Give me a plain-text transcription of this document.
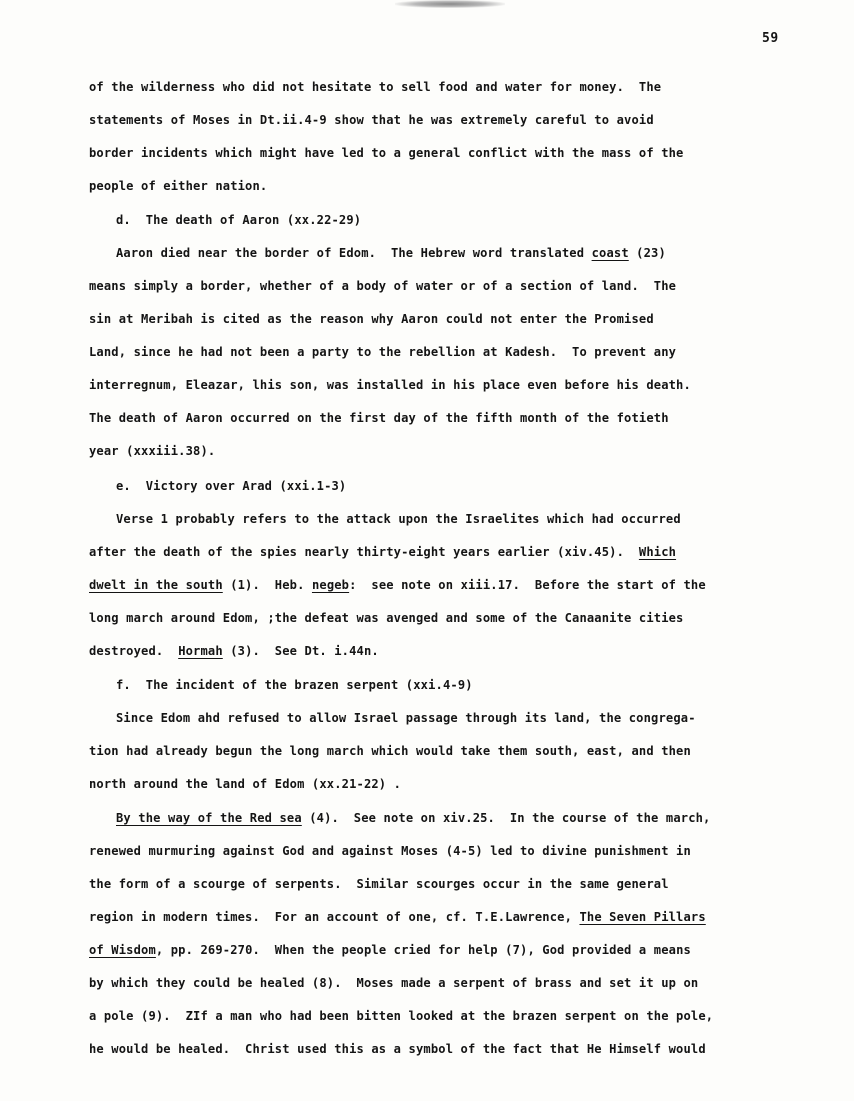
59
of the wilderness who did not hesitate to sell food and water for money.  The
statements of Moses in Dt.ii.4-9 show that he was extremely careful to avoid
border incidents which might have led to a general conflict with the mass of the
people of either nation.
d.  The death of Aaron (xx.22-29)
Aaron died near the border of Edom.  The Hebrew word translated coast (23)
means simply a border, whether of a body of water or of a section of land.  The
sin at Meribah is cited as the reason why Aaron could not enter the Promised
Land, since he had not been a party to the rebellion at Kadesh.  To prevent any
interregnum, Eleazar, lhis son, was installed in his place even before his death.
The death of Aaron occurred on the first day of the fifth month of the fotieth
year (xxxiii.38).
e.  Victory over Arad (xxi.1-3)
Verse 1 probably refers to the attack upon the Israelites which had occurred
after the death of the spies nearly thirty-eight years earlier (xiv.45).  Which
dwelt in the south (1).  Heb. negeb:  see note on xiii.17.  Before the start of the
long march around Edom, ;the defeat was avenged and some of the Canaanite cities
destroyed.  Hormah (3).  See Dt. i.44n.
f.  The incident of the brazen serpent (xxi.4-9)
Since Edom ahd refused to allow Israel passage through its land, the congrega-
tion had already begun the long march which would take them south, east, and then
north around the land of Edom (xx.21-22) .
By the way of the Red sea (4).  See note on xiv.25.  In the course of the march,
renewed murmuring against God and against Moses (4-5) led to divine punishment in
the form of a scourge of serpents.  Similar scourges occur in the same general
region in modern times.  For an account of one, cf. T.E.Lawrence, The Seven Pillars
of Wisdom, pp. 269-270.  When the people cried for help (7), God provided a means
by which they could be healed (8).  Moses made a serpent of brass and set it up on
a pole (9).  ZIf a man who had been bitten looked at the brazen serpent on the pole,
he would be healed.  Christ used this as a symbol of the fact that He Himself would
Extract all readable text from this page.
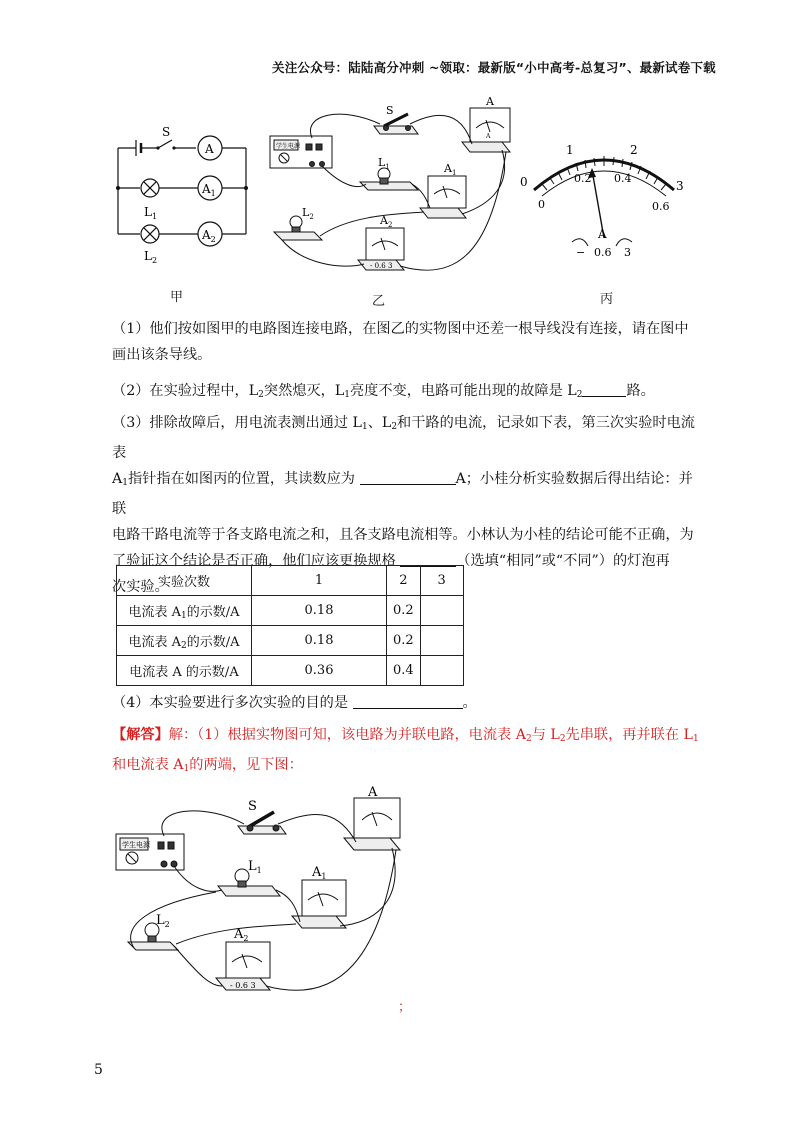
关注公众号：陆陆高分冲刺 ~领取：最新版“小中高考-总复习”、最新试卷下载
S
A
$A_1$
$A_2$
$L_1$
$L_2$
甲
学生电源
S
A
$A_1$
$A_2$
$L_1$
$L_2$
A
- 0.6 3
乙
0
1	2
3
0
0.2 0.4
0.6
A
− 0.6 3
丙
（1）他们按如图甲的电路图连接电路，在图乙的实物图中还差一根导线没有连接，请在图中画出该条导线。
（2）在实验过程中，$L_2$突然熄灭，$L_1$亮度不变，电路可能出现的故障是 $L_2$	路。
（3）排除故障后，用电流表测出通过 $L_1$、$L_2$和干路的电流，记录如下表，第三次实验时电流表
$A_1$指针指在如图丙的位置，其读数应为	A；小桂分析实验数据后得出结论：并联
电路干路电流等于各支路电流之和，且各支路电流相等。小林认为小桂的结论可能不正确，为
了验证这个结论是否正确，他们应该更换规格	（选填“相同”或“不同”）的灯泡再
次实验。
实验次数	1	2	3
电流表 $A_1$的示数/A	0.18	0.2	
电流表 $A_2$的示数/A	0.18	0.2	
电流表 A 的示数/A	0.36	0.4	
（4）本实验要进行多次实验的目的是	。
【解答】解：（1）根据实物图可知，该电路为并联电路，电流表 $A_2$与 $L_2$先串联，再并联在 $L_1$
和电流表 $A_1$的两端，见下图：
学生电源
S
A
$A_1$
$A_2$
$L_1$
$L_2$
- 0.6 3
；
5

▶ [Direction] Quote all the lines above exactly as given. Do not include the pictures.

▶ [Response to this task]
Give me a plain-text transcription of this document.
59
of the wilderness who did not hesitate to sell food and water for money.  The
statements of Moses in Dt.ii.4-9 show that he was extremely careful to avoid
border incidents which might have led to a general conflict with the mass of the
people of either nation.
d.  The death of Aaron (xx.22-29)
Aaron died near the border of Edom.  The Hebrew word translated coast (23)
means simply a border, whether of a body of water or of a section of land.  The
sin at Meribah is cited as the reason why Aaron could not enter the Promised
Land, since he had not been a party to the rebellion at Kadesh.  To prevent any
interregnum, Eleazar, lhis son, was installed in his place even before his death.
The death of Aaron occurred on the first day of the fifth month of the fotieth
year (xxxiii.38).
e.  Victory over Arad (xxi.1-3)
Verse 1 probably refers to the attack upon the Israelites which had occurred
after the death of the spies nearly thirty-eight years earlier (xiv.45).  Which
dwelt in the south (1).  Heb. negeb:  see note on xiii.17.  Before the start of the
long march around Edom, ;the defeat was avenged and some of the Canaanite cities
destroyed.  Hormah (3).  See Dt. i.44n.
f.  The incident of the brazen serpent (xxi.4-9)
Since Edom ahd refused to allow Israel passage through its land, the congrega-
tion had already begun the long march which would take them south, east, and then
north around the land of Edom (xx.21-22) .
By the way of the Red sea (4).  See note on xiv.25.  In the course of the march,
renewed murmuring against God and against Moses (4-5) led to divine punishment in
the form of a scourge of serpents.  Similar scourges occur in the same general
region in modern times.  For an account of one, cf. T.E.Lawrence, The Seven Pillars
of Wisdom, pp. 269-270.  When the people cried for help (7), God provided a means
by which they could be healed (8).  Moses made a serpent of brass and set it up on
a pole (9).  ZIf a man who had been bitten looked at the brazen serpent on the pole,
he would be healed.  Christ used this as a symbol of the fact that He Himself would
Extract all readable text from this page.
关注公众号：陆陆高分冲刺 ~领取：最新版“小中高考-总复习”、最新试卷下载
S
A
$A_1$
$A_2$
$L_1$
$L_2$
甲
学生电源
S
A
$A_1$
$A_2$
$L_1$
$L_2$
A
- 0.6 3
乙
0
1	2
3
0
0.2 0.4
0.6
A
− 0.6 3
丙
（1）他们按如图甲的电路图连接电路，在图乙的实物图中还差一根导线没有连接，请在图中画出该条导线。
（2）在实验过程中，$L_2$突然熄灭，$L_1$亮度不变，电路可能出现的故障是 $L_2$	路。
（3）排除故障后，用电流表测出通过 $L_1$、$L_2$和干路的电流，记录如下表，第三次实验时电流表
$A_1$指针指在如图丙的位置，其读数应为	A；小桂分析实验数据后得出结论：并联
电路干路电流等于各支路电流之和，且各支路电流相等。小林认为小桂的结论可能不正确，为
了验证这个结论是否正确，他们应该更换规格	（选填“相同”或“不同”）的灯泡再
次实验。
实验次数	1	2	3
电流表 $A_1$的示数/A	0.18	0.2	
电流表 $A_2$的示数/A	0.18	0.2	
电流表 A 的示数/A	0.36	0.4	
（4）本实验要进行多次实验的目的是	。
【解答】解：（1）根据实物图可知，该电路为并联电路，电流表 $A_2$与 $L_2$先串联，再并联在 $L_1$
和电流表 $A_1$的两端，见下图：
学生电源
S
A
$A_1$
$A_2$
$L_1$
$L_2$
- 0.6 3
；
5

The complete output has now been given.